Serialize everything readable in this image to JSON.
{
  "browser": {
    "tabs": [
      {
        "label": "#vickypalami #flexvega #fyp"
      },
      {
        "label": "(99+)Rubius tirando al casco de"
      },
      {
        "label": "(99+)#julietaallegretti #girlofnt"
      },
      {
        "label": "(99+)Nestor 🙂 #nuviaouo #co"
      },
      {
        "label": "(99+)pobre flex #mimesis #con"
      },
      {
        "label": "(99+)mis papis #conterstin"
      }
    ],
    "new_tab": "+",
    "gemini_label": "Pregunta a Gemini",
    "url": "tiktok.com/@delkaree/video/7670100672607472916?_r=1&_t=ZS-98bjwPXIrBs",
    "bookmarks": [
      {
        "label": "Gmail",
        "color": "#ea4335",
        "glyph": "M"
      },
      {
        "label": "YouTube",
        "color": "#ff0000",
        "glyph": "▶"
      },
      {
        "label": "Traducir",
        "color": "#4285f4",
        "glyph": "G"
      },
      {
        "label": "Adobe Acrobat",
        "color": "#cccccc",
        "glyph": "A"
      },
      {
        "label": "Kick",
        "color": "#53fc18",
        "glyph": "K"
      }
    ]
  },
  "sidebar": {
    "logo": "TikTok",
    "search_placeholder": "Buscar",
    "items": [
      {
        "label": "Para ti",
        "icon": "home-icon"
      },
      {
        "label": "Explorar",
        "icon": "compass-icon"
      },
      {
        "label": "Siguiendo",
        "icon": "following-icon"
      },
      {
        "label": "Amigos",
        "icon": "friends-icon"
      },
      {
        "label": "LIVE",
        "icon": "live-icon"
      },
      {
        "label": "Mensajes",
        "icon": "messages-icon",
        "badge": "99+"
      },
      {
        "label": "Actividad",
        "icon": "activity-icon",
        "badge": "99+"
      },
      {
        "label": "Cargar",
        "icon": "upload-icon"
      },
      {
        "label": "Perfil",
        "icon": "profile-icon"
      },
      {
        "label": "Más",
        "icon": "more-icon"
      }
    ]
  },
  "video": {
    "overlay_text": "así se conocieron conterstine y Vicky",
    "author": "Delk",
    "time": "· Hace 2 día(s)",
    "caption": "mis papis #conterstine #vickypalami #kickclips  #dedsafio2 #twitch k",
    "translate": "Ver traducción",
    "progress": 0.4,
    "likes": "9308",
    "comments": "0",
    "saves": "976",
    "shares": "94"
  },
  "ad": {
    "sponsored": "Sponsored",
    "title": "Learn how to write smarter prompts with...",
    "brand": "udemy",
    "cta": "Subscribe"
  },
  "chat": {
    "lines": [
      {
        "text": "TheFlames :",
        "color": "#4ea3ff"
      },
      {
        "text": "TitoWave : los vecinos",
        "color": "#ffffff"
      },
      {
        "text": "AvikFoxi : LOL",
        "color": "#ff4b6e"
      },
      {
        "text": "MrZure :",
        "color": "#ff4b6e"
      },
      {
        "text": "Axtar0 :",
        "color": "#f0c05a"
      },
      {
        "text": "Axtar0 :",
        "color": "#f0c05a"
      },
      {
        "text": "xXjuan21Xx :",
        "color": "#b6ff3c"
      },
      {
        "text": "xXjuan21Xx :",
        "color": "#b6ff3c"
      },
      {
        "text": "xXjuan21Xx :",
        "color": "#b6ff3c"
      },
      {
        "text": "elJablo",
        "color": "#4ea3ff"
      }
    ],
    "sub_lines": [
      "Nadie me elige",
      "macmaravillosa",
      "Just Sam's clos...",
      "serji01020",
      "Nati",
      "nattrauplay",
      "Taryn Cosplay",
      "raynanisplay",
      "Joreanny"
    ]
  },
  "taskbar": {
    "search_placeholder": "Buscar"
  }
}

§ **TASK**
Copy all the records above exactly, missing none.

§ **ANSWER TO THIS EXERCISE**
Serialize everything readable in this image to JSON.
{
  "browser": {
    "tabs": [
      {
        "label": "#vickypalami #flexvega #fyp"
      },
      {
        "label": "(99+)Rubius tirando al casco de"
      },
      {
        "label": "(99+)#julietaallegretti #girlofnt"
      },
      {
        "label": "(99+)Nestor 🙂 #nuviaouo #co"
      },
      {
        "label": "(99+)pobre flex #mimesis #con"
      },
      {
        "label": "(99+)mis papis #conterstin"
      }
    ],
    "new_tab": "+",
    "gemini_label": "Pregunta a Gemini",
    "url": "tiktok.com/@delkaree/video/7670100672607472916?_r=1&_t=ZS-98bjwPXIrBs",
    "bookmarks": [
      {
        "label": "Gmail",
        "color": "#ea4335",
        "glyph": "M"
      },
      {
        "label": "YouTube",
        "color": "#ff0000",
        "glyph": "▶"
      },
      {
        "label": "Traducir",
        "color": "#4285f4",
        "glyph": "G"
      },
      {
        "label": "Adobe Acrobat",
        "color": "#cccccc",
        "glyph": "A"
      },
      {
        "label": "Kick",
        "color": "#53fc18",
        "glyph": "K"
      }
    ]
  },
  "sidebar": {
    "logo": "TikTok",
    "search_placeholder": "Buscar",
    "items": [
      {
        "label": "Para ti",
        "icon": "home-icon"
      },
      {
        "label": "Explorar",
        "icon": "compass-icon"
      },
      {
        "label": "Siguiendo",
        "icon": "following-icon"
      },
      {
        "label": "Amigos",
        "icon": "friends-icon"
      },
      {
        "label": "LIVE",
        "icon": "live-icon"
      },
      {
        "label": "Mensajes",
        "icon": "messages-icon",
        "badge": "99+"
      },
      {
        "label": "Actividad",
        "icon": "activity-icon",
        "badge": "99+"
      },
      {
        "label": "Cargar",
        "icon": "upload-icon"
      },
      {
        "label": "Perfil",
        "icon": "profile-icon"
      },
      {
        "label": "Más",
        "icon": "more-icon"
      }
    ]
  },
  "video": {
    "overlay_text": "así se conocieron conterstine y Vicky",
    "author": "Delk",
    "time": "· Hace 2 día(s)",
    "caption": "mis papis #conterstine #vickypalami #kickclips  #dedsafio2 #twitch k",
    "translate": "Ver traducción",
    "progress": 0.4,
    "likes": "9308",
    "comments": "0",
    "saves": "976",
    "shares": "94"
  },
  "ad": {
    "sponsored": "Sponsored",
    "title": "Learn how to write smarter prompts with...",
    "brand": "udemy",
    "cta": "Subscribe"
  },
  "chat": {
    "lines": [
      {
        "text": "TheFlames :",
        "color": "#4ea3ff"
      },
      {
        "text": "TitoWave : los vecinos",
        "color": "#ffffff"
      },
      {
        "text": "AvikFoxi : LOL",
        "color": "#ff4b6e"
      },
      {
        "text": "MrZure :",
        "color": "#ff4b6e"
      },
      {
        "text": "Axtar0 :",
        "color": "#f0c05a"
      },
      {
        "text": "Axtar0 :",
        "color": "#f0c05a"
      },
      {
        "text": "xXjuan21Xx :",
        "color": "#b6ff3c"
      },
      {
        "text": "xXjuan21Xx :",
        "color": "#b6ff3c"
      },
      {
        "text": "xXjuan21Xx :",
        "color": "#b6ff3c"
      },
      {
        "text": "elJablo",
        "color": "#4ea3ff"
      }
    ],
    "sub_lines": [
      "Nadie me elige",
      "macmaravillosa",
      "Just Sam's clos...",
      "serji01020",
      "Nati",
      "nattrauplay",
      "Taryn Cosplay",
      "raynanisplay",
      "Joreanny"
    ]
  },
  "taskbar": {
    "search_placeholder": "Buscar"
  }
}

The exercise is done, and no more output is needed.